**Stated task**
Print every record below exactly as written.

[Records from a dataset]
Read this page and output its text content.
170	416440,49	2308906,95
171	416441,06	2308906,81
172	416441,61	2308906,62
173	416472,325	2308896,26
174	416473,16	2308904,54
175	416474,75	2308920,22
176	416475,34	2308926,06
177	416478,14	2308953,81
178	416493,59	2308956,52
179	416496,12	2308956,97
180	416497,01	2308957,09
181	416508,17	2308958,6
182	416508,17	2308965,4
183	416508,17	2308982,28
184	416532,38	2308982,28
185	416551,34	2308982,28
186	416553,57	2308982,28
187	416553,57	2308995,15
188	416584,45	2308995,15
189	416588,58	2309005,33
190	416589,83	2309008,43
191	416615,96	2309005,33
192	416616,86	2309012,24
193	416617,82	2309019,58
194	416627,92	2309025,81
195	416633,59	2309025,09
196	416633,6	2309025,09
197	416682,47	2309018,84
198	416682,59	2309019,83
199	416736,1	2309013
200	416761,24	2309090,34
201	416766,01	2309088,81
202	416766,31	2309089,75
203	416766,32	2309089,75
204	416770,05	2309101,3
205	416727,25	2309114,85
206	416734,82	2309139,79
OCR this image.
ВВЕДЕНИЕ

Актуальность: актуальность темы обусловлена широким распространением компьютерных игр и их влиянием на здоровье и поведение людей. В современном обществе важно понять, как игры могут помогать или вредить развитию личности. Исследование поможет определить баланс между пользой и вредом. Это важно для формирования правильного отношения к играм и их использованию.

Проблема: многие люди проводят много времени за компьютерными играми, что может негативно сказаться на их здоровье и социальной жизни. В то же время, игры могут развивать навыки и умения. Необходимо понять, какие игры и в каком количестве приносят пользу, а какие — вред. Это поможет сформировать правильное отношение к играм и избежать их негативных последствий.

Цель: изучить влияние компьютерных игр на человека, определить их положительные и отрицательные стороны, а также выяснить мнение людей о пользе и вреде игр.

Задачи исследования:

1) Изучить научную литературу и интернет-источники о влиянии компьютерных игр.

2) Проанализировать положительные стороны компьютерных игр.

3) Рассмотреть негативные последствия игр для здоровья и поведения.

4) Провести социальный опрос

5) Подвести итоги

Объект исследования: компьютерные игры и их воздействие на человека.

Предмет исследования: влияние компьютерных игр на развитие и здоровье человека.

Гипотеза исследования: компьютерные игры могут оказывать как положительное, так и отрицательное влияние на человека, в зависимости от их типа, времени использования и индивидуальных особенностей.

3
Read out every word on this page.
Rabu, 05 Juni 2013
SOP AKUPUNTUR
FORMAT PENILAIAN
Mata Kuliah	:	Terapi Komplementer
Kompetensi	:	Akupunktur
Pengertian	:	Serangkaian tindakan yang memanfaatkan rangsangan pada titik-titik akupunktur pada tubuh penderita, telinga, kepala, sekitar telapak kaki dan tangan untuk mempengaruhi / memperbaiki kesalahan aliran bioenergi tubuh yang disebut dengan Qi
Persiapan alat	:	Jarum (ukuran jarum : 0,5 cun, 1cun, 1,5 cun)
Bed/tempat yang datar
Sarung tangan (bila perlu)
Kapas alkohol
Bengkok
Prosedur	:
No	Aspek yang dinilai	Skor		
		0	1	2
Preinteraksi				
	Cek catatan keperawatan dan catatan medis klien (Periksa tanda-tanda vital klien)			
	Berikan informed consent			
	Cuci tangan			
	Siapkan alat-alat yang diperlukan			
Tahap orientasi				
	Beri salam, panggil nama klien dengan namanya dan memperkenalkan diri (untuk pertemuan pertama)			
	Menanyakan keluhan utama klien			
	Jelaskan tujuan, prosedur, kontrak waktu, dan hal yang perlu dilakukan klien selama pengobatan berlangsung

**Solution below**
Read this page and output its text content.
170	416440,49	2308906,95
171	416441,06	2308906,81
172	416441,61	2308906,62
173	416472,325	2308896,26
174	416473,16	2308904,54
175	416474,75	2308920,22
176	416475,34	2308926,06
177	416478,14	2308953,81
178	416493,59	2308956,52
179	416496,12	2308956,97
180	416497,01	2308957,09
181	416508,17	2308958,6
182	416508,17	2308965,4
183	416508,17	2308982,28
184	416532,38	2308982,28
185	416551,34	2308982,28
186	416553,57	2308982,28
187	416553,57	2308995,15
188	416584,45	2308995,15
189	416588,58	2309005,33
190	416589,83	2309008,43
191	416615,96	2309005,33
192	416616,86	2309012,24
193	416617,82	2309019,58
194	416627,92	2309025,81
195	416633,59	2309025,09
196	416633,6	2309025,09
197	416682,47	2309018,84
198	416682,59	2309019,83
199	416736,1	2309013
200	416761,24	2309090,34
201	416766,01	2309088,81
202	416766,31	2309089,75
203	416766,32	2309089,75
204	416770,05	2309101,3
205	416727,25	2309114,85
206	416734,82	2309139,79
OCR this image.
ВВЕДЕНИЕ

Актуальность: актуальность темы обусловлена широким распространением компьютерных игр и их влиянием на здоровье и поведение людей. В современном обществе важно понять, как игры могут помогать или вредить развитию личности. Исследование поможет определить баланс между пользой и вредом. Это важно для формирования правильного отношения к играм и их использованию.

Проблема: многие люди проводят много времени за компьютерными играми, что может негативно сказаться на их здоровье и социальной жизни. В то же время, игры могут развивать навыки и умения. Необходимо понять, какие игры и в каком количестве приносят пользу, а какие — вред. Это поможет сформировать правильное отношение к играм и избежать их негативных последствий.

Цель: изучить влияние компьютерных игр на человека, определить их положительные и отрицательные стороны, а также выяснить мнение людей о пользе и вреде игр.

Задачи исследования:

1) Изучить научную литературу и интернет-источники о влиянии компьютерных игр.

2) Проанализировать положительные стороны компьютерных игр.

3) Рассмотреть негативные последствия игр для здоровья и поведения.

4) Провести социальный опрос

5) Подвести итоги

Объект исследования: компьютерные игры и их воздействие на человека.

Предмет исследования: влияние компьютерных игр на развитие и здоровье человека.

Гипотеза исследования: компьютерные игры могут оказывать как положительное, так и отрицательное влияние на человека, в зависимости от их типа, времени использования и индивидуальных особенностей.

3
Read out every word on this page.
Rabu, 05 Juni 2013
SOP AKUPUNTUR
FORMAT PENILAIAN
Mata Kuliah	:	Terapi Komplementer
Kompetensi	:	Akupunktur
Pengertian	:	Serangkaian tindakan yang memanfaatkan rangsangan pada titik-titik akupunktur pada tubuh penderita, telinga, kepala, sekitar telapak kaki dan tangan untuk mempengaruhi / memperbaiki kesalahan aliran bioenergi tubuh yang disebut dengan Qi
Persiapan alat	:	Jarum (ukuran jarum : 0,5 cun, 1cun, 1,5 cun)
Bed/tempat yang datar
Sarung tangan (bila perlu)
Kapas alkohol
Bengkok
Prosedur	:
No	Aspek yang dinilai	Skor		
		0	1	2
Preinteraksi				
	Cek catatan keperawatan dan catatan medis klien (Periksa tanda-tanda vital klien)			
	Berikan informed consent			
	Cuci tangan			
	Siapkan alat-alat yang diperlukan			
Tahap orientasi				
	Beri salam, panggil nama klien dengan namanya dan memperkenalkan diri (untuk pertemuan pertama)			
	Menanyakan keluhan utama klien			
	Jelaskan tujuan, prosedur, kontrak waktu, dan hal yang perlu dilakukan klien selama pengobatan berlangsung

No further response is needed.